> Layout coordinate data
________

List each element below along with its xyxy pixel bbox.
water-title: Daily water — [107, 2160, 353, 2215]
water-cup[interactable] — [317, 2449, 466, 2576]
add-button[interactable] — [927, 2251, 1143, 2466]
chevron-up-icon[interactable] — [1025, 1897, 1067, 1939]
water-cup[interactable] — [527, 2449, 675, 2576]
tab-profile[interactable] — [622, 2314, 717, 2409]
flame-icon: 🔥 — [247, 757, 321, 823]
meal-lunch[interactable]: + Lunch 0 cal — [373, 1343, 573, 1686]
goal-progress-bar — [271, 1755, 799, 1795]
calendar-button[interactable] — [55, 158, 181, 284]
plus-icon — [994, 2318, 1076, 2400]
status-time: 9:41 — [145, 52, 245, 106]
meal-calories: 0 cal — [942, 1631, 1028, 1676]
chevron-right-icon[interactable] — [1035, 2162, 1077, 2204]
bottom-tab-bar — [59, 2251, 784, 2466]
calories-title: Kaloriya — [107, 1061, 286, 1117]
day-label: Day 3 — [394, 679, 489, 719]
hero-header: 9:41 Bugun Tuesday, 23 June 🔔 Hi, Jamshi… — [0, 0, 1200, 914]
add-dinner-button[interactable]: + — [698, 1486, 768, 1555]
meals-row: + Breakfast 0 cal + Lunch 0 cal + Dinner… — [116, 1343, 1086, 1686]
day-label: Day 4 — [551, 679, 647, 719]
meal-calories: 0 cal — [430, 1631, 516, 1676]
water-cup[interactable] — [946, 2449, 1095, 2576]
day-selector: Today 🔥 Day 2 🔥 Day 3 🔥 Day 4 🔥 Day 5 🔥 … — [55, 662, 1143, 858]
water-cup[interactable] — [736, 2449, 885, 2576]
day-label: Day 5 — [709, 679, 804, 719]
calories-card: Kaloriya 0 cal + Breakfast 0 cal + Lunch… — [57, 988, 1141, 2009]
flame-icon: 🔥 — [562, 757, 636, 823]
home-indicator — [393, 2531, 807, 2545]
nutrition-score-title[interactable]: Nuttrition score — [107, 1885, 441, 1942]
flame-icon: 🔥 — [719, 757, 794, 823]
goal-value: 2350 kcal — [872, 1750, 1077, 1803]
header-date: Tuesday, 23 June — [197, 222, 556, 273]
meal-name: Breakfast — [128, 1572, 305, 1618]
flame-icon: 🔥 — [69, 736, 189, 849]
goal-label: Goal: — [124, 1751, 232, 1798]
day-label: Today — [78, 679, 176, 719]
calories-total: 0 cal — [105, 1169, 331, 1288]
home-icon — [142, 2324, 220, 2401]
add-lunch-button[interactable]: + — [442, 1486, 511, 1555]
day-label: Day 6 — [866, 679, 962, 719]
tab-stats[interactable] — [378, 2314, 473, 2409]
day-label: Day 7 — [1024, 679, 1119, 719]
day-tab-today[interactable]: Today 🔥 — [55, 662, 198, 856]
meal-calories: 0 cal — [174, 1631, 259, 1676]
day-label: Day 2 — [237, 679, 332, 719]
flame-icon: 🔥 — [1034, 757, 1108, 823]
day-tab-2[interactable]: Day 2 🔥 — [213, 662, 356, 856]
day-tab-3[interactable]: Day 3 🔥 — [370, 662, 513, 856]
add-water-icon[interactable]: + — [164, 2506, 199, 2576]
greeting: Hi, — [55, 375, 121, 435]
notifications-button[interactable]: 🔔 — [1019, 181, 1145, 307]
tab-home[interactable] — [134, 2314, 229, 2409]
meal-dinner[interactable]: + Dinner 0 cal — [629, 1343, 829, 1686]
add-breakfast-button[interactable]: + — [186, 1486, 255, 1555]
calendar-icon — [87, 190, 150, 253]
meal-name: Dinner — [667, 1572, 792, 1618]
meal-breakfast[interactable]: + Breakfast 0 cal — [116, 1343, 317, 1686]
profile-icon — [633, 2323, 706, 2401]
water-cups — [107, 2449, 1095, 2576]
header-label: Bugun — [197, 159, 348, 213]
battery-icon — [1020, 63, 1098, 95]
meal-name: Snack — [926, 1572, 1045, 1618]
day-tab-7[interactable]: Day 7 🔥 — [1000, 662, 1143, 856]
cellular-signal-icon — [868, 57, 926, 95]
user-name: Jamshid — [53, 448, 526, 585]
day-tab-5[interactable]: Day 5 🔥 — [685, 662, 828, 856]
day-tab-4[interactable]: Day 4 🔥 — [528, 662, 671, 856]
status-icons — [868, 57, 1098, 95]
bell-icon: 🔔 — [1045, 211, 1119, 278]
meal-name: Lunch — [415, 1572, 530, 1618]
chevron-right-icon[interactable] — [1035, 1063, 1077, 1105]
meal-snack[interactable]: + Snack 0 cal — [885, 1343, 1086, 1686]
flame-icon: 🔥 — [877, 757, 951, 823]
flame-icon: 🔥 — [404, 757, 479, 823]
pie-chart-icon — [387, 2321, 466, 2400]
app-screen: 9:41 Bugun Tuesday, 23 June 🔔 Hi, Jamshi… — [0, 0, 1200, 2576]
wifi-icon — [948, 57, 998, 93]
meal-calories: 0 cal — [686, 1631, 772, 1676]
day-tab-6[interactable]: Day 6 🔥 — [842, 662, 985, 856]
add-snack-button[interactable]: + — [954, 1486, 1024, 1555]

________

> Goal
Render every line of the records above as a Markdown table with two columns, Row and Line, numbering the rows in order and leaving out blank lines.

> Expected answer
| Row | Line |
|---|---|
| 1 | List each element below along with its xyxy pixel bbox. |
| 2 | water-title: Daily water — [107, 2160, 353, 2215] |
| 3 | water-cup[interactable] — [317, 2449, 466, 2576] |
| 4 | add-button[interactable] — [927, 2251, 1143, 2466] |
| 5 | chevron-up-icon[interactable] — [1025, 1897, 1067, 1939] |
| 6 | water-cup[interactable] — [527, 2449, 675, 2576] |
| 7 | tab-profile[interactable] — [622, 2314, 717, 2409] |
| 8 | flame-icon: 🔥 — [247, 757, 321, 823] |
| 9 | meal-lunch[interactable]: + Lunch 0 cal — [373, 1343, 573, 1686] |
| 10 | goal-progress-bar — [271, 1755, 799, 1795] |
| 11 | calendar-button[interactable] — [55, 158, 181, 284] |
| 12 | plus-icon — [994, 2318, 1076, 2400] |
| 13 | status-time: 9:41 — [145, 52, 245, 106] |
| 14 | meal-calories: 0 cal — [942, 1631, 1028, 1676] |
| 15 | chevron-right-icon[interactable] — [1035, 2162, 1077, 2204] |
| 16 | bottom-tab-bar — [59, 2251, 784, 2466] |
| 17 | calories-title: Kaloriya — [107, 1061, 286, 1117] |
| 18 | day-label: Day 3 — [394, 679, 489, 719] |
| 19 | hero-header: 9:41 Bugun Tuesday, 23 June 🔔 Hi, Jamshi… — [0, 0, 1200, 914] |
| 20 | add-dinner-button[interactable]: + — [698, 1486, 768, 1555] |
| 21 | meals-row: + Breakfast 0 cal + Lunch 0 cal + Dinner… — [116, 1343, 1086, 1686] |
| 22 | day-label: Day 4 — [551, 679, 647, 719] |
| 23 | meal-calories: 0 cal — [430, 1631, 516, 1676] |
| 24 | water-cup[interactable] — [946, 2449, 1095, 2576] |
| 25 | day-selector: Today 🔥 Day 2 🔥 Day 3 🔥 Day 4 🔥 Day 5 🔥 … — [55, 662, 1143, 858] |
| 26 | water-cup[interactable] — [736, 2449, 885, 2576] |
| 27 | day-label: Day 5 — [709, 679, 804, 719] |
| 28 | calories-card: Kaloriya 0 cal + Breakfast 0 cal + Lunch… — [57, 988, 1141, 2009] |
| 29 | flame-icon: 🔥 — [562, 757, 636, 823] |
| 30 | home-indicator — [393, 2531, 807, 2545] |
| 31 | nutrition-score-title[interactable]: Nuttrition score — [107, 1885, 441, 1942] |
| 32 | flame-icon: 🔥 — [719, 757, 794, 823] |
| 33 | goal-value: 2350 kcal — [872, 1750, 1077, 1803] |
| 34 | header-date: Tuesday, 23 June — [197, 222, 556, 273] |
| 35 | meal-name: Breakfast — [128, 1572, 305, 1618] |
| 36 | flame-icon: 🔥 — [69, 736, 189, 849] |
| 37 | goal-label: Goal: — [124, 1751, 232, 1798] |
| 38 | day-label: Today — [78, 679, 176, 719] |
| 39 | calories-total: 0 cal — [105, 1169, 331, 1288] |
| 40 | home-icon — [142, 2324, 220, 2401] |
| 41 | add-lunch-button[interactable]: + — [442, 1486, 511, 1555] |
| 42 | day-label: Day 6 — [866, 679, 962, 719] |
| 43 | tab-stats[interactable] — [378, 2314, 473, 2409] |
| 44 | day-label: Day 7 — [1024, 679, 1119, 719] |
| 45 | day-tab-today[interactable]: Today 🔥 — [55, 662, 198, 856] |
| 46 | meal-calories: 0 cal — [174, 1631, 259, 1676] |
| 47 | day-label: Day 2 — [237, 679, 332, 719] |
| 48 | flame-icon: 🔥 — [1034, 757, 1108, 823] |
| 49 | day-tab-2[interactable]: Day 2 🔥 — [213, 662, 356, 856] |
| 50 | day-tab-3[interactable]: Day 3 🔥 — [370, 662, 513, 856] |
| 51 | add-water-icon[interactable]: + — [164, 2506, 199, 2576] |
| 52 | greeting: Hi, — [55, 375, 121, 435] |
| 53 | notifications-button[interactable]: 🔔 — [1019, 181, 1145, 307] |
| 54 | tab-home[interactable] — [134, 2314, 229, 2409] |
| 55 | meal-dinner[interactable]: + Dinner 0 cal — [629, 1343, 829, 1686] |
| 56 | add-breakfast-button[interactable]: + — [186, 1486, 255, 1555] |
| 57 | calendar-icon — [87, 190, 150, 253] |
| 58 | meal-name: Dinner — [667, 1572, 792, 1618] |
| 59 | meal-breakfast[interactable]: + Breakfast 0 cal — [116, 1343, 317, 1686] |
| 60 | profile-icon — [633, 2323, 706, 2401] |
| 61 | water-cups — [107, 2449, 1095, 2576] |
| 62 | header-label: Bugun — [197, 159, 348, 213] |
| 63 | battery-icon — [1020, 63, 1098, 95] |
| 64 | meal-name: Snack — [926, 1572, 1045, 1618] |
| 65 | day-tab-7[interactable]: Day 7 🔥 — [1000, 662, 1143, 856] |
| 66 | cellular-signal-icon — [868, 57, 926, 95] |
| 67 | user-name: Jamshid — [53, 448, 526, 585] |
| 68 | day-tab-5[interactable]: Day 5 🔥 — [685, 662, 828, 856] |
| 69 | day-tab-4[interactable]: Day 4 🔥 — [528, 662, 671, 856] |
| 70 | status-icons — [868, 57, 1098, 95] |
| 71 | bell-icon: 🔔 — [1045, 211, 1119, 278] |
| 72 | meal-name: Lunch — [415, 1572, 530, 1618] |
| 73 | chevron-right-icon[interactable] — [1035, 1063, 1077, 1105] |
| 74 | meal-snack[interactable]: + Snack 0 cal — [885, 1343, 1086, 1686] |
| 75 | flame-icon: 🔥 — [877, 757, 951, 823] |
| 76 | flame-icon: 🔥 — [404, 757, 479, 823] |
| 77 | pie-chart-icon — [387, 2321, 466, 2400] |
| 78 | app-screen: 9:41 Bugun Tuesday, 23 June 🔔 Hi, Jamshi… — [0, 0, 1200, 2576] |
| 79 | wifi-icon — [948, 57, 998, 93] |
| 80 | meal-calories: 0 cal — [686, 1631, 772, 1676] |
| 81 | day-tab-6[interactable]: Day 6 🔥 — [842, 662, 985, 856] |
| 82 | add-snack-button[interactable]: + — [954, 1486, 1024, 1555] |